Data entries for graphics:

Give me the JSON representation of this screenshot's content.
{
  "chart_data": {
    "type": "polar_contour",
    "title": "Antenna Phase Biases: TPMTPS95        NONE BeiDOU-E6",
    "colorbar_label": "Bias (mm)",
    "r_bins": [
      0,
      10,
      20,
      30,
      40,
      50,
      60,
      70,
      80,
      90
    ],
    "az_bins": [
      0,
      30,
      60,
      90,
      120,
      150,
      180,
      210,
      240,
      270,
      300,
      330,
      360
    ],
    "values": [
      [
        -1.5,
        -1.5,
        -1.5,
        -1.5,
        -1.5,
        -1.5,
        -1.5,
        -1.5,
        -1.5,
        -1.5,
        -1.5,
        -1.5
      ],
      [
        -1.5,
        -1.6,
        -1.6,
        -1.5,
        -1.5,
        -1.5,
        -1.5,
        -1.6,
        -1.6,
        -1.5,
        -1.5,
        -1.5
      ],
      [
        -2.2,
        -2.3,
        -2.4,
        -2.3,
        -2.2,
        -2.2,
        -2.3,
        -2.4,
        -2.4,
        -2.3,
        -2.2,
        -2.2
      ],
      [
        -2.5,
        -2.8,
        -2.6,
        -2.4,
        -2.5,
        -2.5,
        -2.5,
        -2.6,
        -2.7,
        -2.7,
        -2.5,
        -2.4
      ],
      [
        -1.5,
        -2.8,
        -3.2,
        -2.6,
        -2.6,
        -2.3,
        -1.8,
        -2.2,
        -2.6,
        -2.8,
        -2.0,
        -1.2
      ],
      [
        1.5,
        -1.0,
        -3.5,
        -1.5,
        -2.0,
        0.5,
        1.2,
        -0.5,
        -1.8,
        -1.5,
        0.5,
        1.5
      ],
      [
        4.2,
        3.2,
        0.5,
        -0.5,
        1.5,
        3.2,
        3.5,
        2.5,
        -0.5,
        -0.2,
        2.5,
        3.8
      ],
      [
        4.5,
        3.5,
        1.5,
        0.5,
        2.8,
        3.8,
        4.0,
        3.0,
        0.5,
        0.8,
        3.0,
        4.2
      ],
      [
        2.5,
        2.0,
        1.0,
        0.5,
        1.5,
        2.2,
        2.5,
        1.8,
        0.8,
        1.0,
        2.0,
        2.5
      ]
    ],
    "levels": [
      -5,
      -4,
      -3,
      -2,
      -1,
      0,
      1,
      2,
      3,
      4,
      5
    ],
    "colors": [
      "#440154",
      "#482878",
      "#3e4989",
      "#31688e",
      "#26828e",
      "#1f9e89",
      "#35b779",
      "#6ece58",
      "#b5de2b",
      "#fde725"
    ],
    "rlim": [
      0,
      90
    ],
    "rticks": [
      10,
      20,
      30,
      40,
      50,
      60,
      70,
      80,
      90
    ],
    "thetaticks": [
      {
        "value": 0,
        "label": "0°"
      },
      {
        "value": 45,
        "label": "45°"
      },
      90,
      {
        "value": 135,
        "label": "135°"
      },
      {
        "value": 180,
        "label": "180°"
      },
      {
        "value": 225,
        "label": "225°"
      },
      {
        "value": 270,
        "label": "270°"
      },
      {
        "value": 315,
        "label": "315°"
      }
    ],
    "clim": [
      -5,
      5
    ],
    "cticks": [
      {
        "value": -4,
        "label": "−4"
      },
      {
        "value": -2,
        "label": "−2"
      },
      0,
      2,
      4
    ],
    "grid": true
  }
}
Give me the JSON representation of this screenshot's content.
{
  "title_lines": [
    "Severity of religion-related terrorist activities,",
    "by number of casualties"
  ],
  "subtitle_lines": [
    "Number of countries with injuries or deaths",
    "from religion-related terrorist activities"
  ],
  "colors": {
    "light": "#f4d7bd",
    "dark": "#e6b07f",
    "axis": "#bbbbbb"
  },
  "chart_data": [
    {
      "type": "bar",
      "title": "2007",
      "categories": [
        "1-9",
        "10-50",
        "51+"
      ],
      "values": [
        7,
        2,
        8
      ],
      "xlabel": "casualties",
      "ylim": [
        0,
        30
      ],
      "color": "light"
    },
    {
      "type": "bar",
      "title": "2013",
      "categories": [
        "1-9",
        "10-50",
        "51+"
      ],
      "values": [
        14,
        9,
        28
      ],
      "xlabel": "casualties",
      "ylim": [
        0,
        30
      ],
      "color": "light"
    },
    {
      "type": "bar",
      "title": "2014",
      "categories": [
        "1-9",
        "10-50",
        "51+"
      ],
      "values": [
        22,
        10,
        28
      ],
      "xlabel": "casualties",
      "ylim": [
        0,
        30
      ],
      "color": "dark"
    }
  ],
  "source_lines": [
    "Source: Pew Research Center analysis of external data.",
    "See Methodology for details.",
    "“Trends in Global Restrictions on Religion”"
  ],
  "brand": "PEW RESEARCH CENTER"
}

SHORT TASK:
Exact output of every entry is required.

COMPLETE RESPONSE:
Give me the JSON representation of this screenshot's content.
{
  "chart_data": {
    "type": "polar_contour",
    "title": "Antenna Phase Biases: TPMTPS95        NONE BeiDOU-E6",
    "colorbar_label": "Bias (mm)",
    "r_bins": [
      0,
      10,
      20,
      30,
      40,
      50,
      60,
      70,
      80,
      90
    ],
    "az_bins": [
      0,
      30,
      60,
      90,
      120,
      150,
      180,
      210,
      240,
      270,
      300,
      330,
      360
    ],
    "values": [
      [
        -1.5,
        -1.5,
        -1.5,
        -1.5,
        -1.5,
        -1.5,
        -1.5,
        -1.5,
        -1.5,
        -1.5,
        -1.5,
        -1.5
      ],
      [
        -1.5,
        -1.6,
        -1.6,
        -1.5,
        -1.5,
        -1.5,
        -1.5,
        -1.6,
        -1.6,
        -1.5,
        -1.5,
        -1.5
      ],
      [
        -2.2,
        -2.3,
        -2.4,
        -2.3,
        -2.2,
        -2.2,
        -2.3,
        -2.4,
        -2.4,
        -2.3,
        -2.2,
        -2.2
      ],
      [
        -2.5,
        -2.8,
        -2.6,
        -2.4,
        -2.5,
        -2.5,
        -2.5,
        -2.6,
        -2.7,
        -2.7,
        -2.5,
        -2.4
      ],
      [
        -1.5,
        -2.8,
        -3.2,
        -2.6,
        -2.6,
        -2.3,
        -1.8,
        -2.2,
        -2.6,
        -2.8,
        -2.0,
        -1.2
      ],
      [
        1.5,
        -1.0,
        -3.5,
        -1.5,
        -2.0,
        0.5,
        1.2,
        -0.5,
        -1.8,
        -1.5,
        0.5,
        1.5
      ],
      [
        4.2,
        3.2,
        0.5,
        -0.5,
        1.5,
        3.2,
        3.5,
        2.5,
        -0.5,
        -0.2,
        2.5,
        3.8
      ],
      [
        4.5,
        3.5,
        1.5,
        0.5,
        2.8,
        3.8,
        4.0,
        3.0,
        0.5,
        0.8,
        3.0,
        4.2
      ],
      [
        2.5,
        2.0,
        1.0,
        0.5,
        1.5,
        2.2,
        2.5,
        1.8,
        0.8,
        1.0,
        2.0,
        2.5
      ]
    ],
    "levels": [
      -5,
      -4,
      -3,
      -2,
      -1,
      0,
      1,
      2,
      3,
      4,
      5
    ],
    "colors": [
      "#440154",
      "#482878",
      "#3e4989",
      "#31688e",
      "#26828e",
      "#1f9e89",
      "#35b779",
      "#6ece58",
      "#b5de2b",
      "#fde725"
    ],
    "rlim": [
      0,
      90
    ],
    "rticks": [
      10,
      20,
      30,
      40,
      50,
      60,
      70,
      80,
      90
    ],
    "thetaticks": [
      {
        "value": 0,
        "label": "0°"
      },
      {
        "value": 45,
        "label": "45°"
      },
      90,
      {
        "value": 135,
        "label": "135°"
      },
      {
        "value": 180,
        "label": "180°"
      },
      {
        "value": 225,
        "label": "225°"
      },
      {
        "value": 270,
        "label": "270°"
      },
      {
        "value": 315,
        "label": "315°"
      }
    ],
    "clim": [
      -5,
      5
    ],
    "cticks": [
      {
        "value": -4,
        "label": "−4"
      },
      {
        "value": -2,
        "label": "−2"
      },
      0,
      2,
      4
    ],
    "grid": true
  }
}
Give me the JSON representation of this screenshot's content.
{
  "title_lines": [
    "Severity of religion-related terrorist activities,",
    "by number of casualties"
  ],
  "subtitle_lines": [
    "Number of countries with injuries or deaths",
    "from religion-related terrorist activities"
  ],
  "colors": {
    "light": "#f4d7bd",
    "dark": "#e6b07f",
    "axis": "#bbbbbb"
  },
  "chart_data": [
    {
      "type": "bar",
      "title": "2007",
      "categories": [
        "1-9",
        "10-50",
        "51+"
      ],
      "values": [
        7,
        2,
        8
      ],
      "xlabel": "casualties",
      "ylim": [
        0,
        30
      ],
      "color": "light"
    },
    {
      "type": "bar",
      "title": "2013",
      "categories": [
        "1-9",
        "10-50",
        "51+"
      ],
      "values": [
        14,
        9,
        28
      ],
      "xlabel": "casualties",
      "ylim": [
        0,
        30
      ],
      "color": "light"
    },
    {
      "type": "bar",
      "title": "2014",
      "categories": [
        "1-9",
        "10-50",
        "51+"
      ],
      "values": [
        22,
        10,
        28
      ],
      "xlabel": "casualties",
      "ylim": [
        0,
        30
      ],
      "color": "dark"
    }
  ],
  "source_lines": [
    "Source: Pew Research Center analysis of external data.",
    "See Methodology for details.",
    "“Trends in Global Restrictions on Religion”"
  ],
  "brand": "PEW RESEARCH CENTER"
}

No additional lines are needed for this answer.